--- Begin Source data ---

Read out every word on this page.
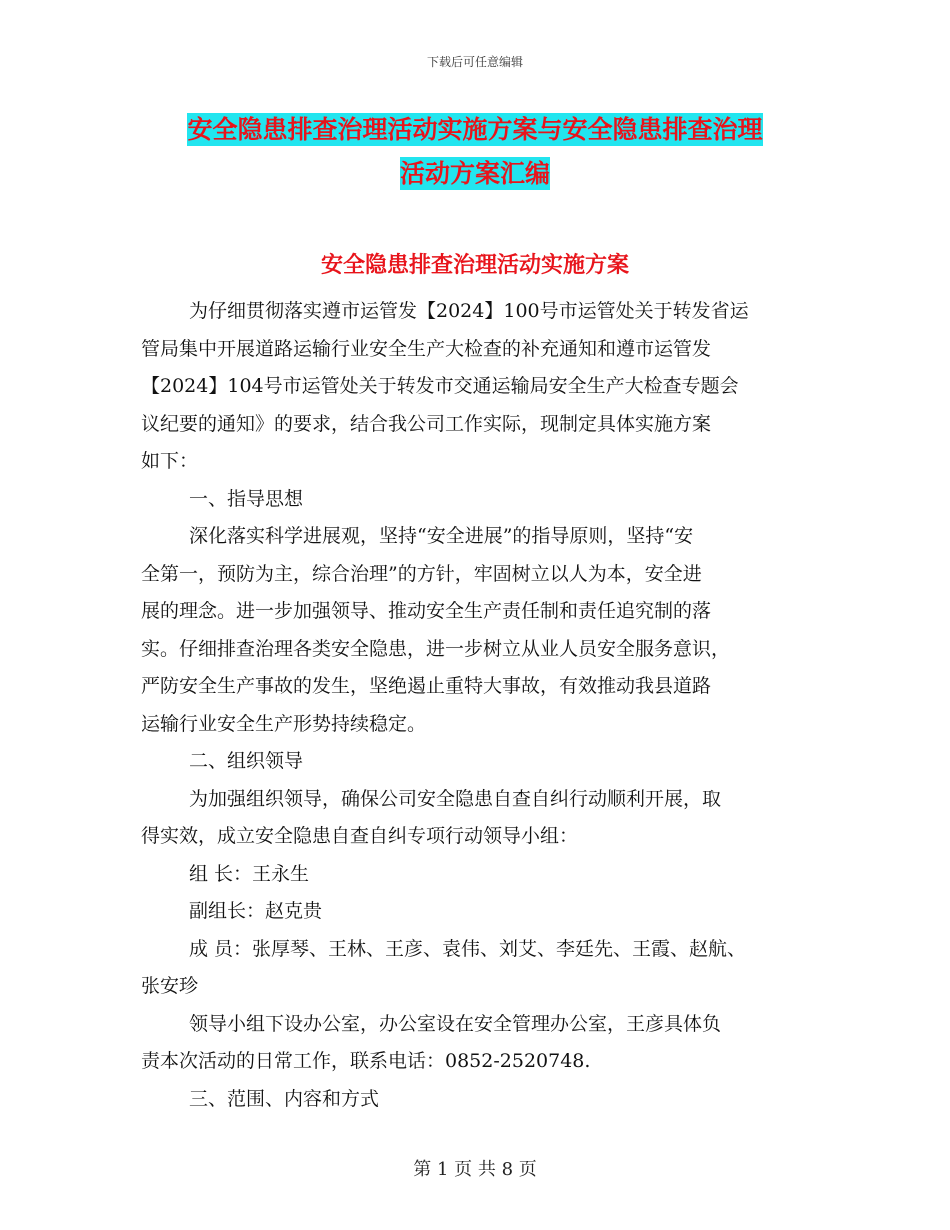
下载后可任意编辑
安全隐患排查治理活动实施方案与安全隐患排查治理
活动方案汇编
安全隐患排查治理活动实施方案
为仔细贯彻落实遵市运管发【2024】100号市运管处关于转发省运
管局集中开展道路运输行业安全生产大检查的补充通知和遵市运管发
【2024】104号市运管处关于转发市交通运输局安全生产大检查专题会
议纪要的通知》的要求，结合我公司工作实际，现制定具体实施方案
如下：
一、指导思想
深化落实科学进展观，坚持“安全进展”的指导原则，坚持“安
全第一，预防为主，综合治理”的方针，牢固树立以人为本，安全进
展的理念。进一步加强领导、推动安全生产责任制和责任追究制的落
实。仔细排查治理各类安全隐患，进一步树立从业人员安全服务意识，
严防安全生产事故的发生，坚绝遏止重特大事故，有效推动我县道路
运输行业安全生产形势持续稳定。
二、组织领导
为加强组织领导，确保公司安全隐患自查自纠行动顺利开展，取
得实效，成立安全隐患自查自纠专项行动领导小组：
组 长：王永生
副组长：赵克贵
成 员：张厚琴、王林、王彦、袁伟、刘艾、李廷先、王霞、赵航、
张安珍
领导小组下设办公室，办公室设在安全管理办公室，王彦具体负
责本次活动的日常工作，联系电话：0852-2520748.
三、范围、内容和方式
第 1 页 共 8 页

--- End Source data ---
--- Begin Source data ---

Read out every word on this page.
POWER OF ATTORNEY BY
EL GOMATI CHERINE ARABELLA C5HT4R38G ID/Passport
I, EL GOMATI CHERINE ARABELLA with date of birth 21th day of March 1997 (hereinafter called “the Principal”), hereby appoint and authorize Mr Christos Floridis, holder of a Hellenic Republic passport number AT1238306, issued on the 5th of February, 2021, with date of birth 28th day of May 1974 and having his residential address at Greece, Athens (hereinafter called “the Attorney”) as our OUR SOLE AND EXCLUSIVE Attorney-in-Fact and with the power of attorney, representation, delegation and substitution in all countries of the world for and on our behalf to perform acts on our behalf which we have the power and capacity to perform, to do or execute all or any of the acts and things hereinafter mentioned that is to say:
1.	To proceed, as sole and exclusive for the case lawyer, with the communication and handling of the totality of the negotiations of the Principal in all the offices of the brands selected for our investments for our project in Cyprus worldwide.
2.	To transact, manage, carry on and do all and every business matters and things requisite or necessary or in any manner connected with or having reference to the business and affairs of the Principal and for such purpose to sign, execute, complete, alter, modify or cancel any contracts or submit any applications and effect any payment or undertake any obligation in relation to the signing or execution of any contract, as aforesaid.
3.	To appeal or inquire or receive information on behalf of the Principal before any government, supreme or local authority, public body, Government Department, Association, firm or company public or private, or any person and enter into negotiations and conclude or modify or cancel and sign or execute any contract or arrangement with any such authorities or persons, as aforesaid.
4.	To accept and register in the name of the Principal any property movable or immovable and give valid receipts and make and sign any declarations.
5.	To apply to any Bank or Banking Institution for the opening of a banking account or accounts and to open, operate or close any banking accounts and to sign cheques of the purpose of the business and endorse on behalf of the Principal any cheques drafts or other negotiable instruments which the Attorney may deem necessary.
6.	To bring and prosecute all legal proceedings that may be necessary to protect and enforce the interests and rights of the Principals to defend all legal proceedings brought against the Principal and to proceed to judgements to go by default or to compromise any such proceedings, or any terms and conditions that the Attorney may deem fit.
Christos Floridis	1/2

--- End Source data ---
--- Begin Source data ---

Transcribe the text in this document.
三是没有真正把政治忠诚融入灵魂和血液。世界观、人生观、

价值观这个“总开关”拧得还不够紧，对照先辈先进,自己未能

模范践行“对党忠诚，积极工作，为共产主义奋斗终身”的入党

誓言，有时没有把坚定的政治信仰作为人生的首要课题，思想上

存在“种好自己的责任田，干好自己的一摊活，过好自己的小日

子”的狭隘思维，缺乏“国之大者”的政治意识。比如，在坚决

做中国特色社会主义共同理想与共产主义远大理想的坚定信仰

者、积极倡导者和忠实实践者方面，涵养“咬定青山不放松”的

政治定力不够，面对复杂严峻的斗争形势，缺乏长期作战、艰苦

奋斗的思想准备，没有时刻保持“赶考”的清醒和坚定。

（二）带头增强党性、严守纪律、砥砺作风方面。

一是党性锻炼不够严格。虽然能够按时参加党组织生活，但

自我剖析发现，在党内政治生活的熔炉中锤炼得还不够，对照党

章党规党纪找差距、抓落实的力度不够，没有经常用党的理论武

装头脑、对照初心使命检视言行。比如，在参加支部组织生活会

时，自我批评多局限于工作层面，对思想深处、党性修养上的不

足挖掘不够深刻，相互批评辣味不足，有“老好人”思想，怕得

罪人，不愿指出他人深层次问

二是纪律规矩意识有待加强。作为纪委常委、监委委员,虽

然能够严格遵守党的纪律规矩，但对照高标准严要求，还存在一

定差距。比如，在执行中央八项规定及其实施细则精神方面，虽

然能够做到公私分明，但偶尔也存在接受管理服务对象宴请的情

--- End Source data ---

● Goal
Report each line of the material above where the word "business" appears.

● Exercise answer
2.	To transact, manage, carry on and do all and every business matters and things requisite or necessary or in any manner connected with or having reference to the business and affairs of the Principal and for such purpose to sign, execute, complete, alter, modify or cancel any contracts or submit any applications and effect any payment or undertake any obligation in relation to the signing or execution of any contract, as aforesaid.
5.	To apply to any Bank or Banking Institution for the opening of a banking account or accounts and to open, operate or close any banking accounts and to sign cheques of the purpose of the business and endorse on behalf of the Principal any cheques drafts or other negotiable instruments which the Attorney may deem necessary.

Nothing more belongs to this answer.